** REQUIRED ACTION **
For each record, copy the text exactly and omit any picture it holds.

(Records from a collection)
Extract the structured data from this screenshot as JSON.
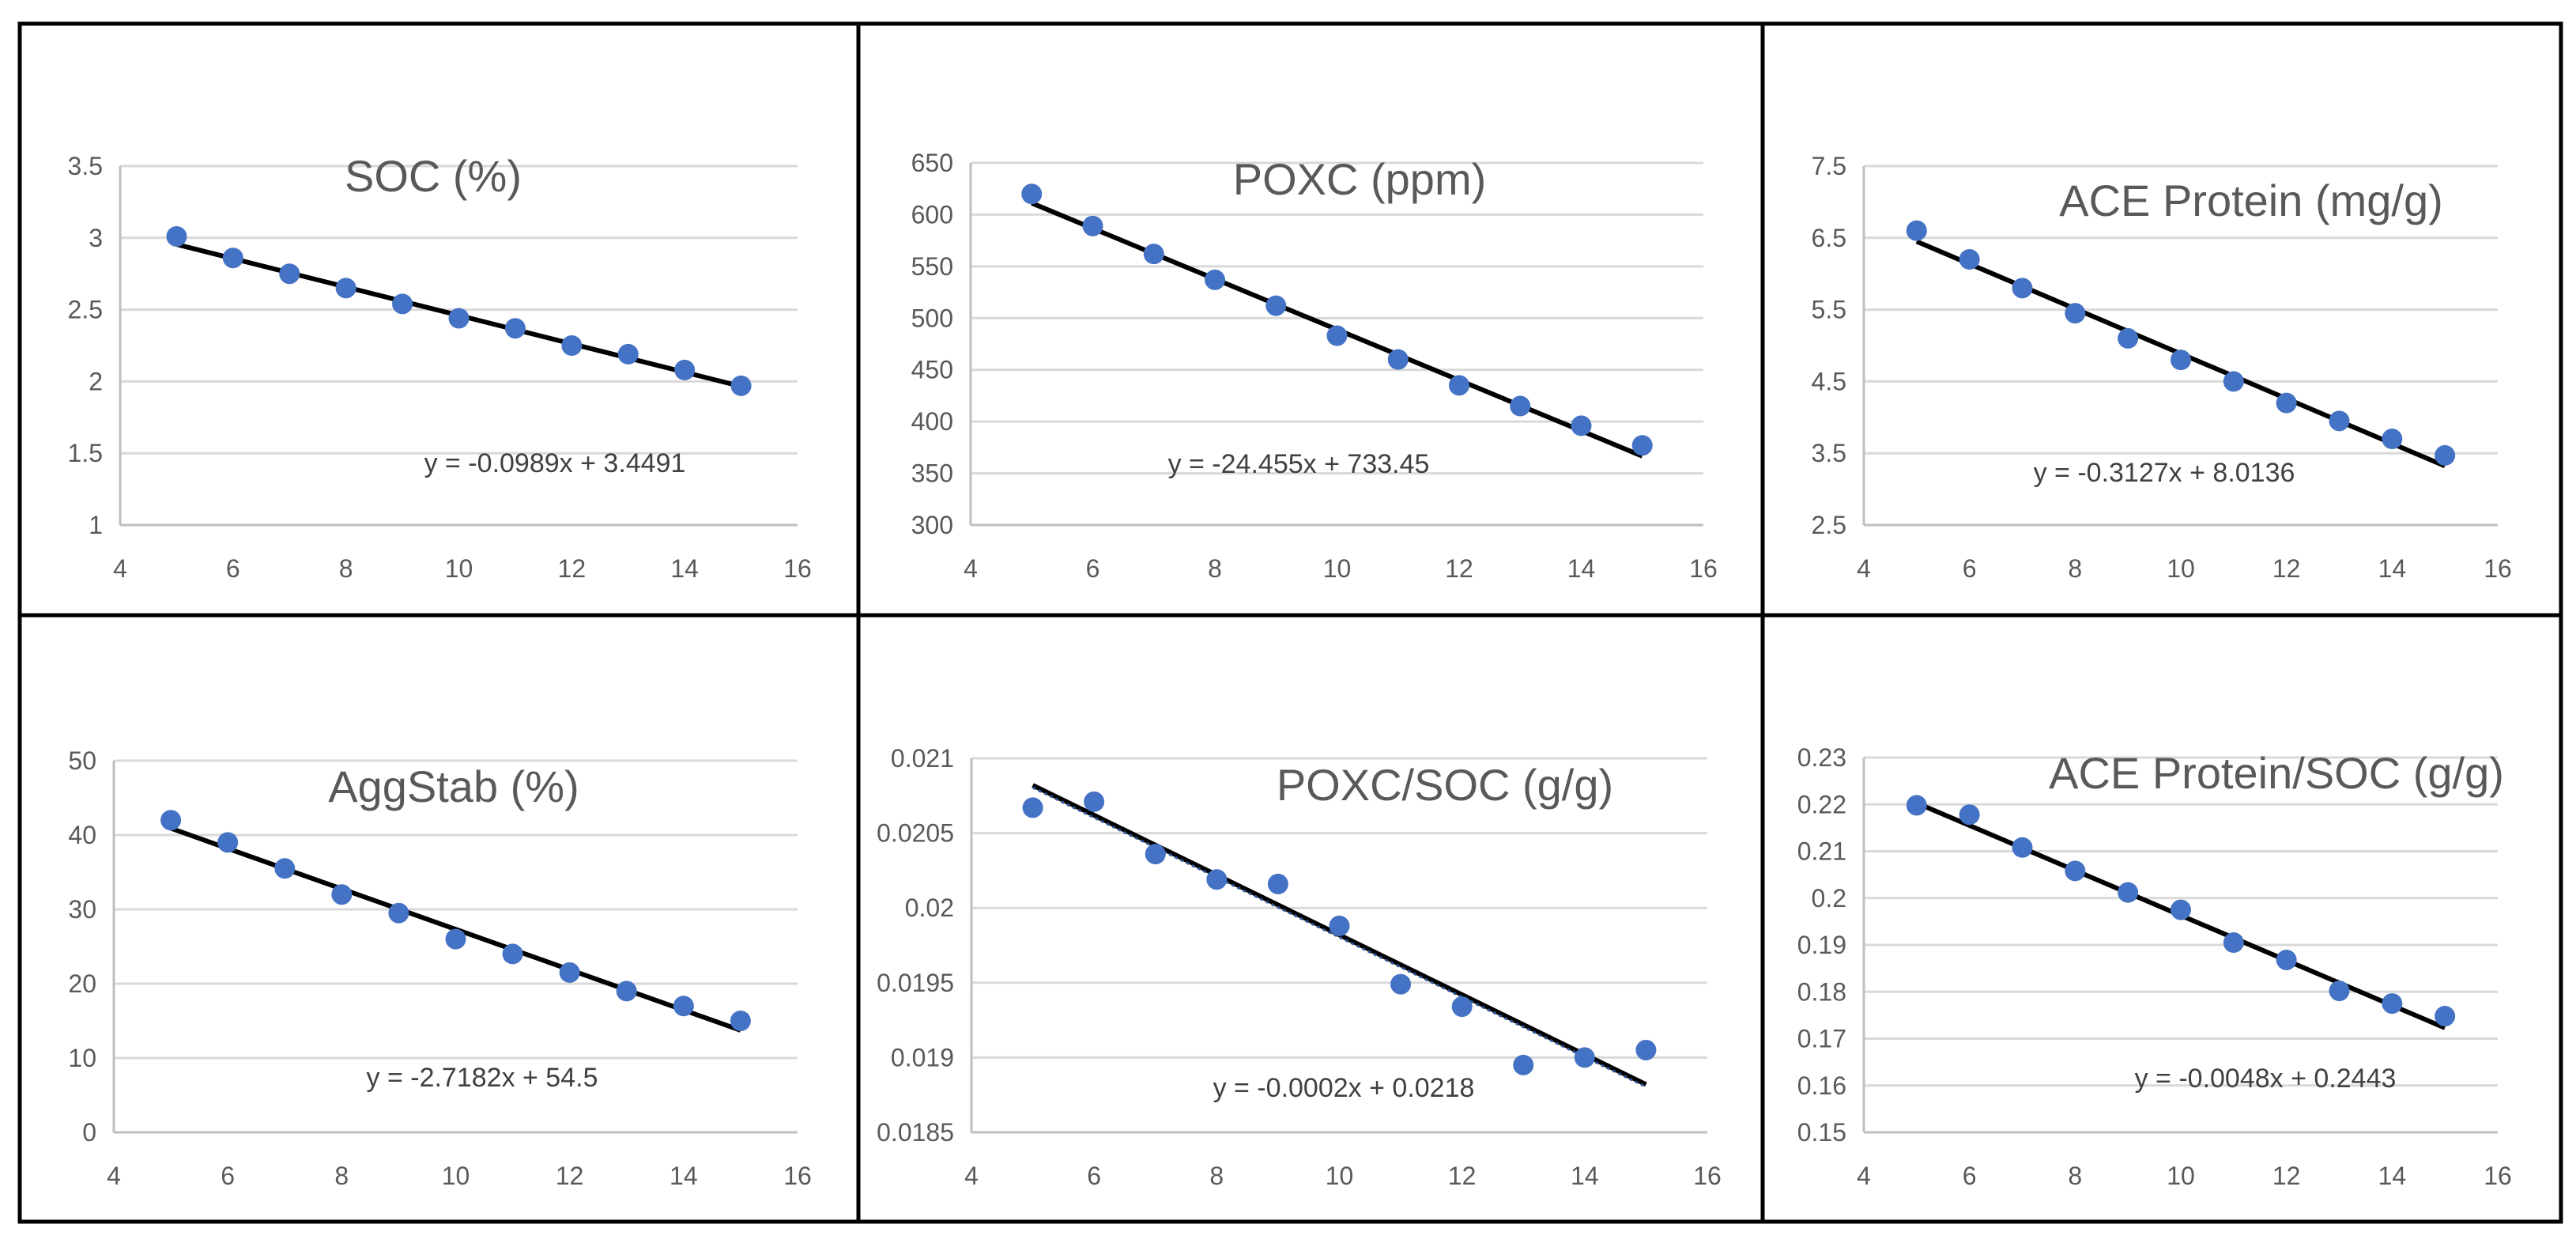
{
  "colors": {
    "marker": "#4472c4",
    "trendline": "#000000",
    "dotted_trendline": "#2f5597",
    "axis_text": "#595959"
  },
  "chart_data": [
    {
      "type": "scatter",
      "title": "SOC (%)",
      "x": [
        5,
        6,
        7,
        8,
        9,
        10,
        11,
        12,
        13,
        14,
        15
      ],
      "series": [
        {
          "name": "SOC (%)",
          "values": [
            3.01,
            2.86,
            2.75,
            2.65,
            2.54,
            2.44,
            2.37,
            2.25,
            2.19,
            2.08,
            1.97
          ]
        }
      ],
      "xlim": [
        4,
        16
      ],
      "xticks": [
        4,
        6,
        8,
        10,
        12,
        14,
        16
      ],
      "ylim": [
        1,
        3.5
      ],
      "yticks": [
        1,
        1.5,
        2,
        2.5,
        3,
        3.5
      ],
      "ytick_labels": [
        "1",
        "1.5",
        "2",
        "2.5",
        "3",
        "3.5"
      ],
      "trendline": {
        "slope": -0.0989,
        "intercept": 3.4491,
        "dotted": false
      },
      "equation": "y = -0.0989x + 3.4491",
      "grid": true
    },
    {
      "type": "scatter",
      "title": "POXC (ppm)",
      "x": [
        5,
        6,
        7,
        8,
        9,
        10,
        11,
        12,
        13,
        14,
        15
      ],
      "series": [
        {
          "name": "POXC (ppm)",
          "values": [
            620,
            589,
            562,
            537,
            512,
            483,
            460,
            435,
            415,
            396,
            377
          ]
        }
      ],
      "xlim": [
        4,
        16
      ],
      "xticks": [
        4,
        6,
        8,
        10,
        12,
        14,
        16
      ],
      "ylim": [
        300,
        650
      ],
      "yticks": [
        300,
        350,
        400,
        450,
        500,
        550,
        600,
        650
      ],
      "ytick_labels": [
        "300",
        "350",
        "400",
        "450",
        "500",
        "550",
        "600",
        "650"
      ],
      "trendline": {
        "slope": -24.455,
        "intercept": 733.45,
        "dotted": false
      },
      "equation": "y = -24.455x + 733.45",
      "grid": true
    },
    {
      "type": "scatter",
      "title": "ACE Protein (mg/g)",
      "x": [
        5,
        6,
        7,
        8,
        9,
        10,
        11,
        12,
        13,
        14,
        15
      ],
      "series": [
        {
          "name": "ACE Protein (mg/g)",
          "values": [
            6.6,
            6.2,
            5.8,
            5.45,
            5.1,
            4.8,
            4.5,
            4.2,
            3.95,
            3.7,
            3.47
          ]
        }
      ],
      "xlim": [
        4,
        16
      ],
      "xticks": [
        4,
        6,
        8,
        10,
        12,
        14,
        16
      ],
      "ylim": [
        2.5,
        7.5
      ],
      "yticks": [
        2.5,
        3.5,
        4.5,
        5.5,
        6.5,
        7.5
      ],
      "ytick_labels": [
        "2.5",
        "3.5",
        "4.5",
        "5.5",
        "6.5",
        "7.5"
      ],
      "trendline": {
        "slope": -0.3127,
        "intercept": 8.0136,
        "dotted": false
      },
      "equation": "y = -0.3127x + 8.0136",
      "grid": true
    },
    {
      "type": "scatter",
      "title": "AggStab (%)",
      "x": [
        5,
        6,
        7,
        8,
        9,
        10,
        11,
        12,
        13,
        14,
        15
      ],
      "series": [
        {
          "name": "AggStab (%)",
          "values": [
            42,
            39,
            35.5,
            32,
            29.5,
            26,
            24,
            21.5,
            19,
            17,
            15
          ]
        }
      ],
      "xlim": [
        4,
        16
      ],
      "xticks": [
        4,
        6,
        8,
        10,
        12,
        14,
        16
      ],
      "ylim": [
        0,
        50
      ],
      "yticks": [
        0,
        10,
        20,
        30,
        40,
        50
      ],
      "ytick_labels": [
        "0",
        "10",
        "20",
        "30",
        "40",
        "50"
      ],
      "trendline": {
        "slope": -2.7182,
        "intercept": 54.5,
        "dotted": false
      },
      "equation": "y = -2.7182x + 54.5",
      "grid": true
    },
    {
      "type": "scatter",
      "title": "POXC/SOC (g/g)",
      "x": [
        5,
        6,
        7,
        8,
        9,
        10,
        11,
        12,
        13,
        14,
        15
      ],
      "series": [
        {
          "name": "POXC/SOC (g/g)",
          "values": [
            0.02067,
            0.02071,
            0.02036,
            0.02019,
            0.02016,
            0.01988,
            0.01949,
            0.01934,
            0.01895,
            0.019,
            0.01905
          ]
        }
      ],
      "xlim": [
        4,
        16
      ],
      "xticks": [
        4,
        6,
        8,
        10,
        12,
        14,
        16
      ],
      "ylim": [
        0.0185,
        0.021
      ],
      "yticks": [
        0.0185,
        0.019,
        0.0195,
        0.02,
        0.0205,
        0.021
      ],
      "ytick_labels": [
        "0.0185",
        "0.019",
        "0.0195",
        "0.02",
        "0.0205",
        "0.021"
      ],
      "trendline": {
        "start": [
          5,
          0.02082
        ],
        "end": [
          15,
          0.01882
        ],
        "dotted": true
      },
      "equation": "y = -0.0002x + 0.0218",
      "grid": true
    },
    {
      "type": "scatter",
      "title": "ACE Protein/SOC (g/g)",
      "x": [
        5,
        6,
        7,
        8,
        9,
        10,
        11,
        12,
        13,
        14,
        15
      ],
      "series": [
        {
          "name": "ACE Protein/SOC (g/g)",
          "values": [
            0.2198,
            0.2178,
            0.2108,
            0.2058,
            0.2012,
            0.1975,
            0.1905,
            0.1868,
            0.1802,
            0.1775,
            0.1748
          ]
        }
      ],
      "xlim": [
        4,
        16
      ],
      "xticks": [
        4,
        6,
        8,
        10,
        12,
        14,
        16
      ],
      "ylim": [
        0.15,
        0.23
      ],
      "yticks": [
        0.15,
        0.16,
        0.17,
        0.18,
        0.19,
        0.2,
        0.21,
        0.22,
        0.23
      ],
      "ytick_labels": [
        "0.15",
        "0.16",
        "0.17",
        "0.18",
        "0.19",
        "0.2",
        "0.21",
        "0.22",
        "0.23"
      ],
      "trendline": {
        "slope": -0.0048,
        "intercept": 0.2443,
        "dotted": false
      },
      "equation": "y = -0.0048x + 0.2443",
      "grid": true
    }
  ]
}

** EXERCISE ANSWER **
Extract the structured data from this screenshot as JSON.
{
  "colors": {
    "marker": "#4472c4",
    "trendline": "#000000",
    "dotted_trendline": "#2f5597",
    "axis_text": "#595959"
  },
  "chart_data": [
    {
      "type": "scatter",
      "title": "SOC (%)",
      "x": [
        5,
        6,
        7,
        8,
        9,
        10,
        11,
        12,
        13,
        14,
        15
      ],
      "series": [
        {
          "name": "SOC (%)",
          "values": [
            3.01,
            2.86,
            2.75,
            2.65,
            2.54,
            2.44,
            2.37,
            2.25,
            2.19,
            2.08,
            1.97
          ]
        }
      ],
      "xlim": [
        4,
        16
      ],
      "xticks": [
        4,
        6,
        8,
        10,
        12,
        14,
        16
      ],
      "ylim": [
        1,
        3.5
      ],
      "yticks": [
        1,
        1.5,
        2,
        2.5,
        3,
        3.5
      ],
      "ytick_labels": [
        "1",
        "1.5",
        "2",
        "2.5",
        "3",
        "3.5"
      ],
      "trendline": {
        "slope": -0.0989,
        "intercept": 3.4491,
        "dotted": false
      },
      "equation": "y = -0.0989x + 3.4491",
      "grid": true
    },
    {
      "type": "scatter",
      "title": "POXC (ppm)",
      "x": [
        5,
        6,
        7,
        8,
        9,
        10,
        11,
        12,
        13,
        14,
        15
      ],
      "series": [
        {
          "name": "POXC (ppm)",
          "values": [
            620,
            589,
            562,
            537,
            512,
            483,
            460,
            435,
            415,
            396,
            377
          ]
        }
      ],
      "xlim": [
        4,
        16
      ],
      "xticks": [
        4,
        6,
        8,
        10,
        12,
        14,
        16
      ],
      "ylim": [
        300,
        650
      ],
      "yticks": [
        300,
        350,
        400,
        450,
        500,
        550,
        600,
        650
      ],
      "ytick_labels": [
        "300",
        "350",
        "400",
        "450",
        "500",
        "550",
        "600",
        "650"
      ],
      "trendline": {
        "slope": -24.455,
        "intercept": 733.45,
        "dotted": false
      },
      "equation": "y = -24.455x + 733.45",
      "grid": true
    },
    {
      "type": "scatter",
      "title": "ACE Protein (mg/g)",
      "x": [
        5,
        6,
        7,
        8,
        9,
        10,
        11,
        12,
        13,
        14,
        15
      ],
      "series": [
        {
          "name": "ACE Protein (mg/g)",
          "values": [
            6.6,
            6.2,
            5.8,
            5.45,
            5.1,
            4.8,
            4.5,
            4.2,
            3.95,
            3.7,
            3.47
          ]
        }
      ],
      "xlim": [
        4,
        16
      ],
      "xticks": [
        4,
        6,
        8,
        10,
        12,
        14,
        16
      ],
      "ylim": [
        2.5,
        7.5
      ],
      "yticks": [
        2.5,
        3.5,
        4.5,
        5.5,
        6.5,
        7.5
      ],
      "ytick_labels": [
        "2.5",
        "3.5",
        "4.5",
        "5.5",
        "6.5",
        "7.5"
      ],
      "trendline": {
        "slope": -0.3127,
        "intercept": 8.0136,
        "dotted": false
      },
      "equation": "y = -0.3127x + 8.0136",
      "grid": true
    },
    {
      "type": "scatter",
      "title": "AggStab (%)",
      "x": [
        5,
        6,
        7,
        8,
        9,
        10,
        11,
        12,
        13,
        14,
        15
      ],
      "series": [
        {
          "name": "AggStab (%)",
          "values": [
            42,
            39,
            35.5,
            32,
            29.5,
            26,
            24,
            21.5,
            19,
            17,
            15
          ]
        }
      ],
      "xlim": [
        4,
        16
      ],
      "xticks": [
        4,
        6,
        8,
        10,
        12,
        14,
        16
      ],
      "ylim": [
        0,
        50
      ],
      "yticks": [
        0,
        10,
        20,
        30,
        40,
        50
      ],
      "ytick_labels": [
        "0",
        "10",
        "20",
        "30",
        "40",
        "50"
      ],
      "trendline": {
        "slope": -2.7182,
        "intercept": 54.5,
        "dotted": false
      },
      "equation": "y = -2.7182x + 54.5",
      "grid": true
    },
    {
      "type": "scatter",
      "title": "POXC/SOC (g/g)",
      "x": [
        5,
        6,
        7,
        8,
        9,
        10,
        11,
        12,
        13,
        14,
        15
      ],
      "series": [
        {
          "name": "POXC/SOC (g/g)",
          "values": [
            0.02067,
            0.02071,
            0.02036,
            0.02019,
            0.02016,
            0.01988,
            0.01949,
            0.01934,
            0.01895,
            0.019,
            0.01905
          ]
        }
      ],
      "xlim": [
        4,
        16
      ],
      "xticks": [
        4,
        6,
        8,
        10,
        12,
        14,
        16
      ],
      "ylim": [
        0.0185,
        0.021
      ],
      "yticks": [
        0.0185,
        0.019,
        0.0195,
        0.02,
        0.0205,
        0.021
      ],
      "ytick_labels": [
        "0.0185",
        "0.019",
        "0.0195",
        "0.02",
        "0.0205",
        "0.021"
      ],
      "trendline": {
        "start": [
          5,
          0.02082
        ],
        "end": [
          15,
          0.01882
        ],
        "dotted": true
      },
      "equation": "y = -0.0002x + 0.0218",
      "grid": true
    },
    {
      "type": "scatter",
      "title": "ACE Protein/SOC (g/g)",
      "x": [
        5,
        6,
        7,
        8,
        9,
        10,
        11,
        12,
        13,
        14,
        15
      ],
      "series": [
        {
          "name": "ACE Protein/SOC (g/g)",
          "values": [
            0.2198,
            0.2178,
            0.2108,
            0.2058,
            0.2012,
            0.1975,
            0.1905,
            0.1868,
            0.1802,
            0.1775,
            0.1748
          ]
        }
      ],
      "xlim": [
        4,
        16
      ],
      "xticks": [
        4,
        6,
        8,
        10,
        12,
        14,
        16
      ],
      "ylim": [
        0.15,
        0.23
      ],
      "yticks": [
        0.15,
        0.16,
        0.17,
        0.18,
        0.19,
        0.2,
        0.21,
        0.22,
        0.23
      ],
      "ytick_labels": [
        "0.15",
        "0.16",
        "0.17",
        "0.18",
        "0.19",
        "0.2",
        "0.21",
        "0.22",
        "0.23"
      ],
      "trendline": {
        "slope": -0.0048,
        "intercept": 0.2443,
        "dotted": false
      },
      "equation": "y = -0.0048x + 0.2443",
      "grid": true
    }
  ]
}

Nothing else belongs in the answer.